→ What is required: Look through the data below and return each line where "this" appears.

→ Provided entries:
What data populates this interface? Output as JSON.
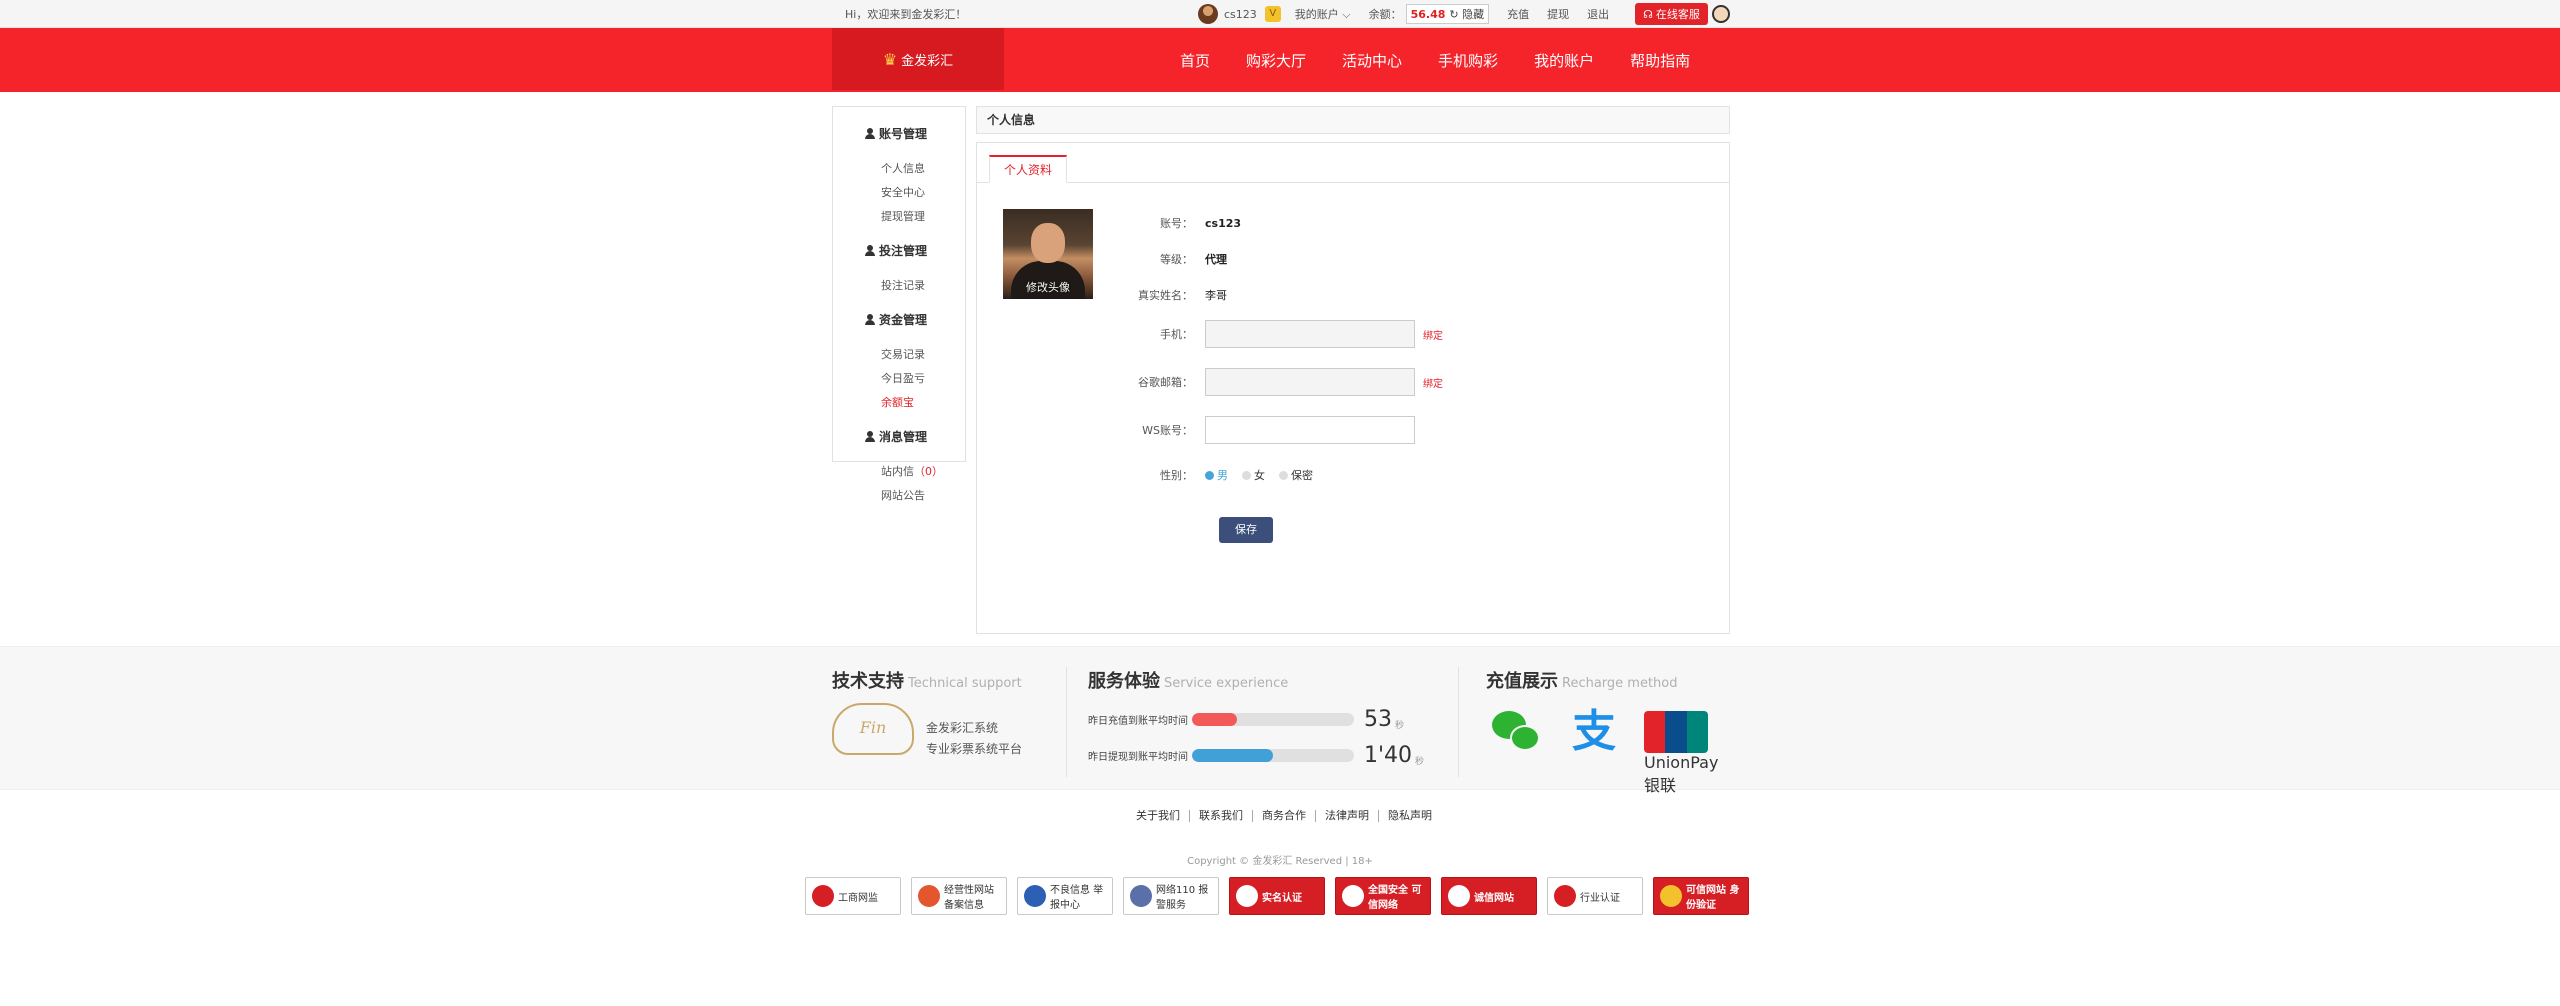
{
  "topbar": {
    "greeting": "Hi，欢迎来到金发彩汇！",
    "username": "cs123",
    "vip": "V",
    "my_account": "我的账户",
    "my_account_caret": "⌵",
    "balance_label": "余额：",
    "balance_value": "56.48",
    "refresh_icon": "↻",
    "hide_label": "隐藏",
    "recharge": "充值",
    "withdraw": "提现",
    "logout": "退出",
    "service": "在线客服",
    "headset_icon": "☊"
  },
  "header": {
    "logo_text": "金发彩汇",
    "logo_icon": "♛",
    "nav": [
      "首页",
      "购彩大厅",
      "活动中心",
      "手机购彩",
      "我的账户",
      "帮助指南"
    ]
  },
  "sidebar": {
    "groups": [
      {
        "title": "账号管理",
        "items": [
          "个人信息",
          "安全中心",
          "提现管理"
        ]
      },
      {
        "title": "投注管理",
        "items": [
          "投注记录"
        ]
      },
      {
        "title": "资金管理",
        "items": [
          "交易记录",
          "今日盈亏",
          "余额宝"
        ]
      },
      {
        "title": "消息管理",
        "items": [
          "站内信",
          "网站公告"
        ]
      }
    ],
    "inbox_count_open": "（",
    "inbox_count": "0",
    "inbox_count_close": "）"
  },
  "main": {
    "panel_title": "个人信息",
    "tab": "个人资料",
    "photo_label": "修改头像",
    "fields": {
      "account_label": "账号：",
      "account_value": "cs123",
      "level_label": "等级：",
      "level_value": "代理",
      "realname_label": "真实姓名：",
      "realname_value": "李哥",
      "phone_label": "手机：",
      "phone_value": "",
      "phone_bind": "绑定",
      "email_label": "谷歌邮箱：",
      "email_value": "",
      "email_bind": "绑定",
      "ws_label": "WS账号：",
      "ws_value": "",
      "gender_label": "性别：",
      "gender_options": [
        "男",
        "女",
        "保密"
      ]
    },
    "save": "保存"
  },
  "support": {
    "tech_title": "技术支持",
    "tech_en": "Technical support",
    "tech_line1": "金发彩汇系统",
    "tech_line2": "专业彩票系统平台",
    "logo_text": "Fin",
    "service_title": "服务体验",
    "service_en": "Service experience",
    "stats": [
      {
        "label": "昨日充值到账平均时间",
        "value": "53",
        "unit": "秒",
        "fill": 0.28,
        "color": "#f25a5a"
      },
      {
        "label": "昨日提现到账平均时间",
        "value": "1'40",
        "unit": "秒",
        "fill": 0.5,
        "color": "#42a0d8"
      }
    ],
    "recharge_title": "充值展示",
    "recharge_en": "Recharge method",
    "alipay_glyph": "支",
    "unionpay_text": "UnionPay 银联"
  },
  "footer": {
    "links": [
      "关于我们",
      "联系我们",
      "商务合作",
      "法律声明",
      "隐私声明"
    ],
    "copyright": "Copyright © 金发彩汇 Reserved | 18+",
    "badges": [
      {
        "text": "工商网监",
        "style": "plain",
        "icon_color": "#d61e25"
      },
      {
        "text": "经营性网站 备案信息",
        "style": "plain",
        "icon_color": "#e4572e"
      },
      {
        "text": "不良信息 举报中心",
        "style": "plain",
        "icon_color": "#2d5fb4"
      },
      {
        "text": "网络110 报警服务",
        "style": "plain",
        "icon_color": "#5b6fa8"
      },
      {
        "text": "实名认证",
        "style": "red",
        "icon_color": "#ffffff"
      },
      {
        "text": "全国安全 可信网络",
        "style": "red",
        "icon_color": "#ffffff"
      },
      {
        "text": "诚信网站",
        "style": "red",
        "icon_color": "#ffffff"
      },
      {
        "text": "行业认证",
        "style": "plain",
        "icon_color": "#d61e25"
      },
      {
        "text": "可信网站 身份验证",
        "style": "red",
        "icon_color": "#f3c12b"
      }
    ]
  }
}
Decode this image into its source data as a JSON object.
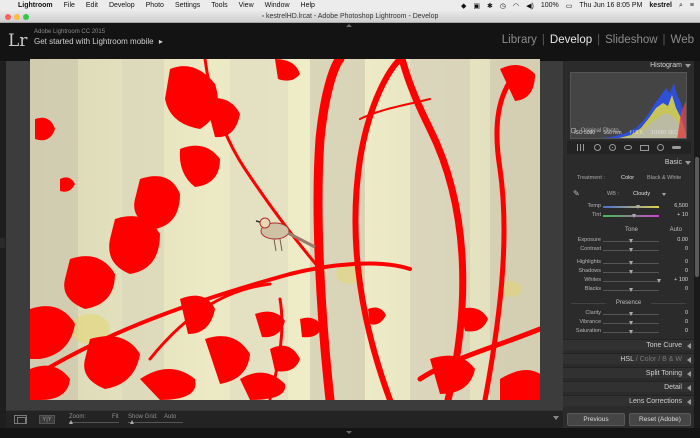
{
  "menubar": {
    "app": "Lightroom",
    "items": [
      "File",
      "Edit",
      "Develop",
      "Photo",
      "Settings",
      "Tools",
      "View",
      "Window",
      "Help"
    ],
    "battery": "100%",
    "datetime": "Thu Jun 16 8:05 PM",
    "user": "kestrel"
  },
  "window": {
    "title": "kestrelHD.lrcat - Adobe Photoshop Lightroom - Develop"
  },
  "identity": {
    "logo": "Lr",
    "product": "Adobe Lightroom CC 2015",
    "tagline": "Get started with Lightroom mobile",
    "tagline_arrow": "▸"
  },
  "modules": {
    "items": [
      "Library",
      "Develop",
      "Slideshow",
      "Web"
    ],
    "active": "Develop",
    "separator": "|"
  },
  "histogram": {
    "title": "Histogram",
    "iso": "ISO 5000",
    "focal": "566 mm",
    "aperture": "f / 5.6",
    "shutter": "1/1600 SEC",
    "original_photo": "Original Photo"
  },
  "toolstrip": {
    "icons": [
      "grid-overlay-icon",
      "crop-icon",
      "spot-removal-icon",
      "red-eye-icon",
      "graduated-filter-icon",
      "radial-filter-icon",
      "adjustment-brush-icon"
    ]
  },
  "basic": {
    "title": "Basic",
    "treatment_label": "Treatment :",
    "color": "Color",
    "bw": "Black & White",
    "wb_label": "WB :",
    "wb_value": "Cloudy",
    "temp_label": "Temp",
    "temp_value": "6,500",
    "temp_pos": 0.62,
    "tint_label": "Tint",
    "tint_value": "+ 10",
    "tint_pos": 0.55,
    "tone_label": "Tone",
    "auto_label": "Auto",
    "sliders": [
      {
        "label": "Exposure",
        "value": "0.00",
        "pos": 0.5
      },
      {
        "label": "Contrast",
        "value": "0",
        "pos": 0.5
      },
      {
        "label": "Highlights",
        "value": "0",
        "pos": 0.5
      },
      {
        "label": "Shadows",
        "value": "0",
        "pos": 0.5
      },
      {
        "label": "Whites",
        "value": "+ 100",
        "pos": 1.0
      },
      {
        "label": "Blacks",
        "value": "0",
        "pos": 0.5
      }
    ],
    "presence_label": "Presence",
    "presence": [
      {
        "label": "Clarity",
        "value": "0",
        "pos": 0.5
      },
      {
        "label": "Vibrance",
        "value": "0",
        "pos": 0.5
      },
      {
        "label": "Saturation",
        "value": "0",
        "pos": 0.5
      }
    ]
  },
  "panels": {
    "tone_curve": "Tone Curve",
    "hsl": "HSL",
    "color": "Color",
    "bw": "B & W",
    "split_toning": "Split Toning",
    "detail": "Detail",
    "lens_corrections": "Lens Corrections"
  },
  "buttons": {
    "previous": "Previous",
    "reset": "Reset (Adobe)"
  },
  "toolbar": {
    "zoom_label": "Zoom:",
    "zoom_value": "Fit",
    "grid_label": "Show Grid:",
    "grid_value": "Auto",
    "view_compare": "Y|Y"
  },
  "colors": {
    "clipping": "#ff0000",
    "panel_bg": "#2b2b2b",
    "canvas_bg": "#3c3c3c"
  }
}
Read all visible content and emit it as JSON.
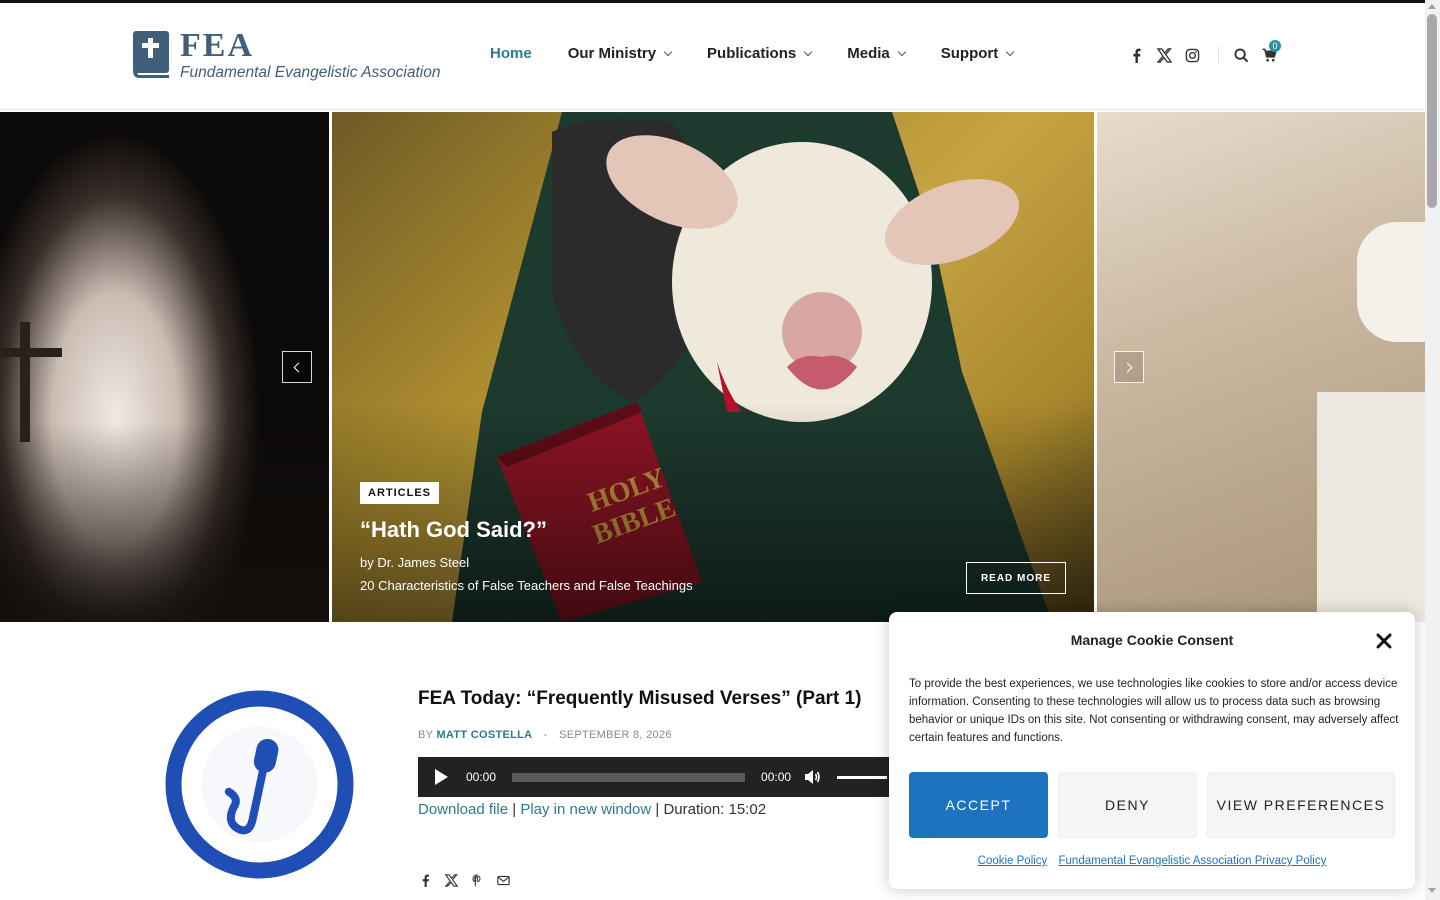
{
  "header": {
    "logo_title": "FEA",
    "logo_subtitle": "Fundamental Evangelistic Association",
    "nav": [
      {
        "label": "Home",
        "active": true
      },
      {
        "label": "Our Ministry"
      },
      {
        "label": "Publications"
      },
      {
        "label": "Media"
      },
      {
        "label": "Support"
      }
    ],
    "social_icons": [
      "facebook-icon",
      "x-icon",
      "instagram-icon"
    ],
    "cart_count": "0"
  },
  "slider": {
    "category": "ARTICLES",
    "title": "“Hath God Said?”",
    "author": "by Dr. James Steel",
    "excerpt": "20 Characteristics of False Teachers and False Teachings",
    "read_more": "READ MORE"
  },
  "post": {
    "title": "FEA Today: “Frequently Misused Verses” (Part 1)",
    "by_label": "BY",
    "author": "MATT COSTELLA",
    "meta_separator": "-",
    "date": "SEPTEMBER 8, 2026",
    "player": {
      "current_time": "00:00",
      "duration_time": "00:00",
      "progress": 0
    },
    "download_label": "Download file",
    "separator": "|",
    "play_window_label": "Play in new window",
    "duration_label": "Duration: 15:02"
  },
  "cookie": {
    "title": "Manage Cookie Consent",
    "text": "To provide the best experiences, we use technologies like cookies to store and/or access device information. Consenting to these technologies will allow us to process data such as browsing behavior or unique IDs on this site. Not consenting or withdrawing consent, may adversely affect certain features and functions.",
    "accept": "ACCEPT",
    "deny": "DENY",
    "preferences": "VIEW PREFERENCES",
    "cookie_policy": "Cookie Policy",
    "privacy_policy": "Fundamental Evangelistic Association Privacy Policy"
  },
  "colors": {
    "accent": "#2c7a8f",
    "brand": "#3f5f7a",
    "accept_button": "#1e73be"
  }
}
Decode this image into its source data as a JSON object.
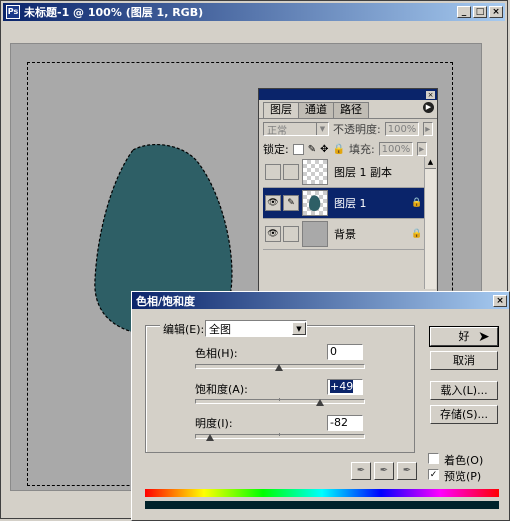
{
  "document": {
    "title": "未标题-1 @ 100% (图层 1, RGB)",
    "min": "_",
    "max": "□",
    "close": "×"
  },
  "layers_panel": {
    "tabs": [
      {
        "label": "图层"
      },
      {
        "label": "通道"
      },
      {
        "label": "路径"
      }
    ],
    "blend_mode": "正常",
    "opacity_label": "不透明度:",
    "opacity_value": "100%",
    "lock_label": "锁定:",
    "fill_label": "填充:",
    "fill_value": "100%",
    "layers": [
      {
        "name": "图层 1 副本"
      },
      {
        "name": "图层 1"
      },
      {
        "name": "背景"
      }
    ]
  },
  "dialog": {
    "title": "色相/饱和度",
    "close": "×",
    "edit_label": "编辑(E):",
    "edit_value": "全图",
    "hue_label": "色相(H):",
    "hue_value": "0",
    "hue_level": 0.5,
    "saturation_label": "饱和度(A):",
    "saturation_value": "+49",
    "saturation_level": 0.745,
    "lightness_label": "明度(I):",
    "lightness_value": "-82",
    "lightness_level": 0.09,
    "ok": "好",
    "cancel": "取消",
    "load": "载入(L)...",
    "save": "存储(S)...",
    "colorize_label": "着色(O)",
    "colorize_checked": false,
    "preview_label": "预览(P)",
    "preview_checked": true
  },
  "colors": {
    "blob": "#2e5f66",
    "canvas": "#a9a9a9",
    "title_start": "#0a246a"
  }
}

→ Completed exercise:
What data populates this interface? Output as JSON.
Decode this image into its source data as a JSON object.
    "text": "To provide the best experiences, we use technologies like cookies to store and/or access device information. Consenting to these technologies will allow us to process data such as browsing behavior or unique IDs on this site. Not consenting or withdrawing consent, may adversely affect certain features and functions.",
Decode this image into its source data as a JSON object.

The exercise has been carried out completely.